What needs to be done => Identify the lines that contain the string "median" and report only how many there are.

Source material =>
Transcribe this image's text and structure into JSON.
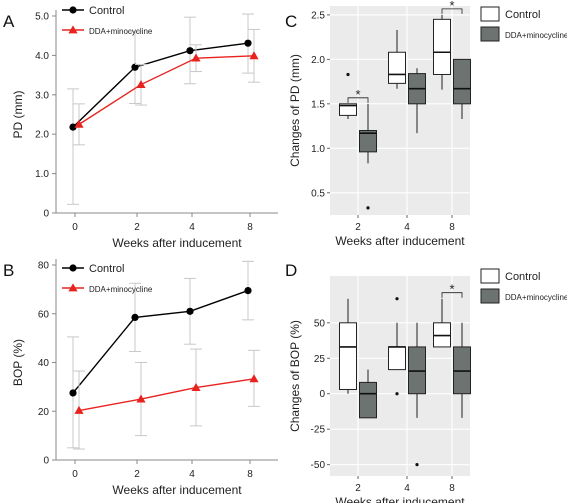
{
  "chart_data": [
    {
      "panel": "A",
      "type": "line",
      "x_categories": [
        "0",
        "2",
        "4",
        "8"
      ],
      "xlabel": "Weeks after inducement",
      "ylabel": "PD (mm)",
      "ylim": [
        0,
        5
      ],
      "yticks": [
        "0",
        "1.0",
        "2.0",
        "3.0",
        "4.0",
        "5.0"
      ],
      "legend_position": "top-left",
      "series": [
        {
          "name": "Control",
          "marker": "circle",
          "color": "#000000",
          "values": [
            2.18,
            3.7,
            4.12,
            4.31
          ],
          "err_low": [
            0.22,
            2.78,
            3.28,
            3.55
          ],
          "err_high": [
            3.15,
            4.6,
            4.97,
            5.05
          ]
        },
        {
          "name": "DDA+minocycline",
          "marker": "triangle",
          "color": "#e8231f",
          "values": [
            2.25,
            3.26,
            3.93,
            3.99
          ],
          "err_low": [
            1.73,
            2.74,
            3.59,
            3.32
          ],
          "err_high": [
            2.77,
            3.77,
            4.27,
            4.66
          ]
        }
      ]
    },
    {
      "panel": "B",
      "type": "line",
      "x_categories": [
        "0",
        "2",
        "4",
        "8"
      ],
      "xlabel": "Weeks after inducement",
      "ylabel": "BOP (%)",
      "ylim": [
        0,
        80
      ],
      "yticks": [
        "0",
        "20",
        "40",
        "60",
        "80"
      ],
      "legend_position": "top-left",
      "series": [
        {
          "name": "Control",
          "marker": "circle",
          "color": "#000000",
          "values": [
            27.5,
            58.5,
            61.0,
            69.5
          ],
          "err_low": [
            5,
            44.5,
            47.5,
            57.5
          ],
          "err_high": [
            50.5,
            72.5,
            74.5,
            81.5
          ]
        },
        {
          "name": "DDA+minocycline",
          "marker": "triangle",
          "color": "#e8231f",
          "values": [
            20.3,
            25.0,
            29.7,
            33.3
          ],
          "err_low": [
            4.5,
            10,
            14,
            22
          ],
          "err_high": [
            36.5,
            40,
            45.5,
            45
          ]
        }
      ]
    },
    {
      "panel": "C",
      "type": "box",
      "categories": [
        "2",
        "4",
        "8"
      ],
      "xlabel": "Weeks after inducement",
      "ylabel": "Changes of PD (mm)",
      "ylim": [
        0.25,
        2.6
      ],
      "yticks": [
        "0.5",
        "1.0",
        "1.5",
        "2.0",
        "2.5"
      ],
      "legend_position": "top-right",
      "significance": [
        "*",
        "",
        "*"
      ],
      "series": [
        {
          "name": "Control",
          "color": "#ffffff",
          "boxes": [
            {
              "min": 1.33,
              "q1": 1.37,
              "median": 1.48,
              "q3": 1.5,
              "max": 1.5,
              "outliers": [
                1.83
              ]
            },
            {
              "min": 1.67,
              "q1": 1.73,
              "median": 1.83,
              "q3": 2.08,
              "max": 2.33,
              "outliers": []
            },
            {
              "min": 1.66,
              "q1": 1.83,
              "median": 2.08,
              "q3": 2.45,
              "max": 2.5,
              "outliers": []
            }
          ]
        },
        {
          "name": "DDA+minocycline",
          "color": "#6c7370",
          "boxes": [
            {
              "min": 0.83,
              "q1": 0.96,
              "median": 1.17,
              "q3": 1.2,
              "max": 1.5,
              "outliers": [
                0.33
              ]
            },
            {
              "min": 1.17,
              "q1": 1.5,
              "median": 1.67,
              "q3": 1.84,
              "max": 1.9,
              "outliers": []
            },
            {
              "min": 1.33,
              "q1": 1.5,
              "median": 1.67,
              "q3": 2.0,
              "max": 2.0,
              "outliers": []
            }
          ]
        }
      ]
    },
    {
      "panel": "D",
      "type": "box",
      "categories": [
        "2",
        "4",
        "8"
      ],
      "xlabel": "Weeks after inducement",
      "ylabel": "Changes of BOP (%)",
      "ylim": [
        -58,
        83
      ],
      "yticks": [
        "-50",
        "-25",
        "0",
        "25",
        "50"
      ],
      "legend_position": "top-right",
      "significance": [
        "",
        "",
        "*"
      ],
      "series": [
        {
          "name": "Control",
          "color": "#ffffff",
          "boxes": [
            {
              "min": 0,
              "q1": 3,
              "median": 33,
              "q3": 50,
              "max": 67,
              "outliers": []
            },
            {
              "min": 17,
              "q1": 17,
              "median": 33,
              "q3": 33,
              "max": 50,
              "outliers": [
                67,
                0
              ]
            },
            {
              "min": 33,
              "q1": 33,
              "median": 41,
              "q3": 50,
              "max": 67,
              "outliers": []
            }
          ]
        },
        {
          "name": "DDA+minocycline",
          "color": "#6c7370",
          "boxes": [
            {
              "min": -17,
              "q1": -17,
              "median": 0,
              "q3": 8,
              "max": 17,
              "outliers": []
            },
            {
              "min": -17,
              "q1": 0,
              "median": 16,
              "q3": 33,
              "max": 50,
              "outliers": [
                -50
              ]
            },
            {
              "min": -17,
              "q1": 0,
              "median": 16,
              "q3": 33,
              "max": 50,
              "outliers": []
            }
          ]
        }
      ]
    }
  ],
  "panel_labels": [
    "A",
    "B",
    "C",
    "D"
  ]
}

Written response => 12